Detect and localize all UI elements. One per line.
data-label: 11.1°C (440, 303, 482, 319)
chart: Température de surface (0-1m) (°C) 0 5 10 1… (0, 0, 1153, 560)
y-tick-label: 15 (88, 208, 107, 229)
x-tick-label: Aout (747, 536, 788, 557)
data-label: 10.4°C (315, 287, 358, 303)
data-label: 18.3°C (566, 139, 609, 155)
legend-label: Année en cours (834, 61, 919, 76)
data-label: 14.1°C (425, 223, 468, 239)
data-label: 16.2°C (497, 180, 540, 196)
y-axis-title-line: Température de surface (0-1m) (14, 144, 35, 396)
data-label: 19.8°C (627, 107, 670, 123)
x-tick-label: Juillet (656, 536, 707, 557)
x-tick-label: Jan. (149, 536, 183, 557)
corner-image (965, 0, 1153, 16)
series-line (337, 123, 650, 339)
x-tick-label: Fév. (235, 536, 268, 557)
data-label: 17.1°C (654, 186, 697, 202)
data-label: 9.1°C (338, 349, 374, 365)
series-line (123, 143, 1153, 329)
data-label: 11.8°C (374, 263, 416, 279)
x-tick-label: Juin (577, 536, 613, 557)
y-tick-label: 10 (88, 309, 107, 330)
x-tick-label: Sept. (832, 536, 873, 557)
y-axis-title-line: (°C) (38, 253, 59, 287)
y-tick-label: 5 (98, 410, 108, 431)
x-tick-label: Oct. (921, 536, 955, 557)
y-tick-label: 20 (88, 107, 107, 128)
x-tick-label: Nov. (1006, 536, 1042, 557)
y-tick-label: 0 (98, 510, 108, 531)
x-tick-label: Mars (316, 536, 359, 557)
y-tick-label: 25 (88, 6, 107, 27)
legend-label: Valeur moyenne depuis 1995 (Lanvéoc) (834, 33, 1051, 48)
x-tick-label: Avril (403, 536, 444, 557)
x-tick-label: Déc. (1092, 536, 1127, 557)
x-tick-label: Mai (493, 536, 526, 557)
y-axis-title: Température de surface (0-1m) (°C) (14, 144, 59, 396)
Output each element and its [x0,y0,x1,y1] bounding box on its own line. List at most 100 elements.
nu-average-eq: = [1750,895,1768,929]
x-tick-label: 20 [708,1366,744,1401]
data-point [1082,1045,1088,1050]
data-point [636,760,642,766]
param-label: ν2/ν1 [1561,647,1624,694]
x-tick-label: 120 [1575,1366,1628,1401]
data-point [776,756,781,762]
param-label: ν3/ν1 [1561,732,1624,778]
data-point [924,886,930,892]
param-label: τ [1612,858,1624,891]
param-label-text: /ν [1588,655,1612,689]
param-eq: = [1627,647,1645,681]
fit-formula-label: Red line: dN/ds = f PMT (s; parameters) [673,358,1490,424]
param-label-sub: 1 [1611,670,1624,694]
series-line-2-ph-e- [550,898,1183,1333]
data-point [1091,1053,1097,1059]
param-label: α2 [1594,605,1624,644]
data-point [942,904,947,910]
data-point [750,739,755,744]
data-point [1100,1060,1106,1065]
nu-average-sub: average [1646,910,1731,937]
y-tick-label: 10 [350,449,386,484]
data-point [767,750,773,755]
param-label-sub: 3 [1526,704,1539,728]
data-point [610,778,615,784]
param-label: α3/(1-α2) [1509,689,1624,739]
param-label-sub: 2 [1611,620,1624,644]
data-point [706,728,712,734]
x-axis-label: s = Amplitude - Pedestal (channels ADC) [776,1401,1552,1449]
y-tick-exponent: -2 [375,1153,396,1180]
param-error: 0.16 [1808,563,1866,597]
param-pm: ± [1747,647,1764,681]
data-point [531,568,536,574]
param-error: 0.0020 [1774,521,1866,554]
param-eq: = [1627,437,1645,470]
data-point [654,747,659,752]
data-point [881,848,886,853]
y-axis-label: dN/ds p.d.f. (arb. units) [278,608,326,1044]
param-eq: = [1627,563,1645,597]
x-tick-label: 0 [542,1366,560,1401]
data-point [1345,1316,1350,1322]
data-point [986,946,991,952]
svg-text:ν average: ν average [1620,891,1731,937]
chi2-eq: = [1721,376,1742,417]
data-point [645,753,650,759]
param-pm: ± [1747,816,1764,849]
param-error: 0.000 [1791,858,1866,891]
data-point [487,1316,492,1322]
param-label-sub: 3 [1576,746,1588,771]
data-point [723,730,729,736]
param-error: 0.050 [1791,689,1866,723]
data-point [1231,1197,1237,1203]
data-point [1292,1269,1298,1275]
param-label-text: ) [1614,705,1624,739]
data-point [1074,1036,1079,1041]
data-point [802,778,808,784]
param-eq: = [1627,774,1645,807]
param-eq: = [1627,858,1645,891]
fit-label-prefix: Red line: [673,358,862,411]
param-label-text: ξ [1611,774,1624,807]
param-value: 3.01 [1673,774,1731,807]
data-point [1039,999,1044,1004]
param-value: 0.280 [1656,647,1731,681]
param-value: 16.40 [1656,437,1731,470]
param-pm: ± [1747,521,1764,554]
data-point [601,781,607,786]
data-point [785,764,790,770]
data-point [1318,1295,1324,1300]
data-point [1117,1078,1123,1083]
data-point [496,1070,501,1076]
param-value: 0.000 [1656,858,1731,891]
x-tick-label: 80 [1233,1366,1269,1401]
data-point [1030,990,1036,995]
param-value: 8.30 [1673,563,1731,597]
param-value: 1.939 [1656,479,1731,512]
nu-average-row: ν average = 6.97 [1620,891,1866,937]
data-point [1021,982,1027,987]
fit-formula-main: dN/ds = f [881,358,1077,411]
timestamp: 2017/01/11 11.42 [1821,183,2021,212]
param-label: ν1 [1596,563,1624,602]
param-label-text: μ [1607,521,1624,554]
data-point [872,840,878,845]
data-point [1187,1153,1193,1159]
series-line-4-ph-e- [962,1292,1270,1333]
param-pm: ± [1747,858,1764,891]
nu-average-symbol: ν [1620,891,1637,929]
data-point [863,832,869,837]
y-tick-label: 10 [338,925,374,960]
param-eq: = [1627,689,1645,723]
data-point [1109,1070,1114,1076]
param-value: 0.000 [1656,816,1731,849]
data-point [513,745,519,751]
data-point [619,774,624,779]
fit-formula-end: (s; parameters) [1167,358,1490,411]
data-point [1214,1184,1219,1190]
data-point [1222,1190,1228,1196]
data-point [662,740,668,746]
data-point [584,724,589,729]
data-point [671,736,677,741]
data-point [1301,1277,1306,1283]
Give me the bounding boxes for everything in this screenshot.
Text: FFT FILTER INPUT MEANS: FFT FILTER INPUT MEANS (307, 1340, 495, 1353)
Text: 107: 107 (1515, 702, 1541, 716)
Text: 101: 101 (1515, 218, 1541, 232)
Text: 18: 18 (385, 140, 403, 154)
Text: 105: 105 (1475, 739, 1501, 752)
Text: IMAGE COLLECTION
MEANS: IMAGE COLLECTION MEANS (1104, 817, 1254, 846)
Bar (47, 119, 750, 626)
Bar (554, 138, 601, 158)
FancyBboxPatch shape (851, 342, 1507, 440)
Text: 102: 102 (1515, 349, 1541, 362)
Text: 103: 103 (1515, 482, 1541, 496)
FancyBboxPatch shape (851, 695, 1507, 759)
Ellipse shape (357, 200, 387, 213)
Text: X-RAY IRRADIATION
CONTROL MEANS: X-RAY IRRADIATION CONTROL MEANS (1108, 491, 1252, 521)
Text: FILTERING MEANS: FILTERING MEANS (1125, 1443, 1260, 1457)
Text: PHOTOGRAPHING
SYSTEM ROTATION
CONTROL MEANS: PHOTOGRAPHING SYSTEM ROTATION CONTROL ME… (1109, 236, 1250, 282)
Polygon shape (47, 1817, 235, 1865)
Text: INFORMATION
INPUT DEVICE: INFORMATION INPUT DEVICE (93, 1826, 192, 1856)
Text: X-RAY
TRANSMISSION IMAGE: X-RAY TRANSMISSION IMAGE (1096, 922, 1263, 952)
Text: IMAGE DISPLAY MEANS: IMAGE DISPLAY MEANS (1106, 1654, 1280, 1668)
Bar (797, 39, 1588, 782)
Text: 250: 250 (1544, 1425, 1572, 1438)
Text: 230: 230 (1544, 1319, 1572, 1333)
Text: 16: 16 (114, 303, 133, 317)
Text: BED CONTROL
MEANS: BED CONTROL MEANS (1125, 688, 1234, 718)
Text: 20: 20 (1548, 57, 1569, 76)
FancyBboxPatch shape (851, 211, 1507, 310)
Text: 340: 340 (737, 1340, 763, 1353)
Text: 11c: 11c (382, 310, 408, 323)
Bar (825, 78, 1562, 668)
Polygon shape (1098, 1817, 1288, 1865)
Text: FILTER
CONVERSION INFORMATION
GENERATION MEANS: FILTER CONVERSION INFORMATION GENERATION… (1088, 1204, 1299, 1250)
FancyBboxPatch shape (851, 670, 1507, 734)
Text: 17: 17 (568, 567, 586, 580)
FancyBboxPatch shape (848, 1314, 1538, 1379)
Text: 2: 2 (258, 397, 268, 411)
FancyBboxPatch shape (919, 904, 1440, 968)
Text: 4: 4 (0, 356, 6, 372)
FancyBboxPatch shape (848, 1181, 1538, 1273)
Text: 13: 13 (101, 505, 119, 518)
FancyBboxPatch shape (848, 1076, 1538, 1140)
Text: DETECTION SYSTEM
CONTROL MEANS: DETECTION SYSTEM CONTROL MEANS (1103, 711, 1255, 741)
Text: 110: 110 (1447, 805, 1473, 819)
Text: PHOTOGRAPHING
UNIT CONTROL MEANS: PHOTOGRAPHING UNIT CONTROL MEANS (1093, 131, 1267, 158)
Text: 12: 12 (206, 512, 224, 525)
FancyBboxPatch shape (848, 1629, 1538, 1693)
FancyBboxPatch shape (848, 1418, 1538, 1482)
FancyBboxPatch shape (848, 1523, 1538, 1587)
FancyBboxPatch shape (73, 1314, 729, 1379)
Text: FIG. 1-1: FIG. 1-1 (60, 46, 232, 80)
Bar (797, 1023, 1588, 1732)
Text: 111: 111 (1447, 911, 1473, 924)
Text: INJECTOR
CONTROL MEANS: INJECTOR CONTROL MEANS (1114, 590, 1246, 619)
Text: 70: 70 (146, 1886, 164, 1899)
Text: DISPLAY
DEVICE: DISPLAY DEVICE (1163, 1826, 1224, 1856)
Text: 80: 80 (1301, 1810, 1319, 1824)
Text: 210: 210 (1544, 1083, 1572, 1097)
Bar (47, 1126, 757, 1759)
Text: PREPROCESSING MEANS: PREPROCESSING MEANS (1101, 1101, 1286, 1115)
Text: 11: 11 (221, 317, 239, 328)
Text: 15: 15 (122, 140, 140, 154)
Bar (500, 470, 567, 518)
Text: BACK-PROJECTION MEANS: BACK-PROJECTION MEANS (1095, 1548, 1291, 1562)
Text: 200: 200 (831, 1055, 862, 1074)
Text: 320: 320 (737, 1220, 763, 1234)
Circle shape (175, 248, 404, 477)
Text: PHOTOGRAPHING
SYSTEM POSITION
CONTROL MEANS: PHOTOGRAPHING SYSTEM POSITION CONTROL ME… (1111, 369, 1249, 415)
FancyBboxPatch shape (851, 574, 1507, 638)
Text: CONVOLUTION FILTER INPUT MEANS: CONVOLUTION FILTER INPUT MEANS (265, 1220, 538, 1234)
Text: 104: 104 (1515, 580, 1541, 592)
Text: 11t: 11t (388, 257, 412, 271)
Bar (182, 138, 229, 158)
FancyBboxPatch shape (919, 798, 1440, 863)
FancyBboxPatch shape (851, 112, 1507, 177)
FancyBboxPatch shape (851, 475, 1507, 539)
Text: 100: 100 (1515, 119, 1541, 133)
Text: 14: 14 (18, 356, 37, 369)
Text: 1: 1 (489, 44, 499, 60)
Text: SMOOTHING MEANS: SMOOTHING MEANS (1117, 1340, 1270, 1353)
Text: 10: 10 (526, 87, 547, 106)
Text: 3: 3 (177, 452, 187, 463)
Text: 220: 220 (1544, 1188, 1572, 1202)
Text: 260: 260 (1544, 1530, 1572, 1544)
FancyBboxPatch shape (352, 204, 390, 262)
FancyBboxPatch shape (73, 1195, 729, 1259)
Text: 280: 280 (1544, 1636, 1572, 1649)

--------------------------------

> **Short exercise**
Echo the records line for line from the very start down to and including the line that contains "param-label: ν2/ν1 [1561,647,1624,694]". Leave every line unchanged.

> **Reply to the exercise**
Detect and localize all UI elements. One per line.
data-label: 11.1°C (440, 303, 482, 319)
chart: Température de surface (0-1m) (°C) 0 5 10 1… (0, 0, 1153, 560)
y-tick-label: 15 (88, 208, 107, 229)
x-tick-label: Aout (747, 536, 788, 557)
data-label: 10.4°C (315, 287, 358, 303)
data-label: 18.3°C (566, 139, 609, 155)
legend-label: Année en cours (834, 61, 919, 76)
data-label: 14.1°C (425, 223, 468, 239)
data-label: 16.2°C (497, 180, 540, 196)
y-axis-title-line: Température de surface (0-1m) (14, 144, 35, 396)
data-label: 19.8°C (627, 107, 670, 123)
x-tick-label: Juillet (656, 536, 707, 557)
x-tick-label: Jan. (149, 536, 183, 557)
corner-image (965, 0, 1153, 16)
series-line (337, 123, 650, 339)
x-tick-label: Fév. (235, 536, 268, 557)
data-label: 17.1°C (654, 186, 697, 202)
data-label: 9.1°C (338, 349, 374, 365)
series-line (123, 143, 1153, 329)
data-label: 11.8°C (374, 263, 416, 279)
x-tick-label: Juin (577, 536, 613, 557)
y-tick-label: 10 (88, 309, 107, 330)
x-tick-label: Sept. (832, 536, 873, 557)
y-axis-title-line: (°C) (38, 253, 59, 287)
y-tick-label: 5 (98, 410, 108, 431)
x-tick-label: Oct. (921, 536, 955, 557)
y-tick-label: 20 (88, 107, 107, 128)
x-tick-label: Nov. (1006, 536, 1042, 557)
y-tick-label: 0 (98, 510, 108, 531)
x-tick-label: Mars (316, 536, 359, 557)
y-tick-label: 25 (88, 6, 107, 27)
legend-label: Valeur moyenne depuis 1995 (Lanvéoc) (834, 33, 1051, 48)
x-tick-label: Avril (403, 536, 444, 557)
x-tick-label: Déc. (1092, 536, 1127, 557)
x-tick-label: Mai (493, 536, 526, 557)
y-axis-title: Température de surface (0-1m) (°C) (14, 144, 59, 396)
Output each element and its [x0,y0,x1,y1] bounding box on its own line. List at most 100 elements.
nu-average-eq: = [1750,895,1768,929]
x-tick-label: 20 [708,1366,744,1401]
data-point [1082,1045,1088,1050]
data-point [636,760,642,766]
param-label: ν2/ν1 [1561,647,1624,694]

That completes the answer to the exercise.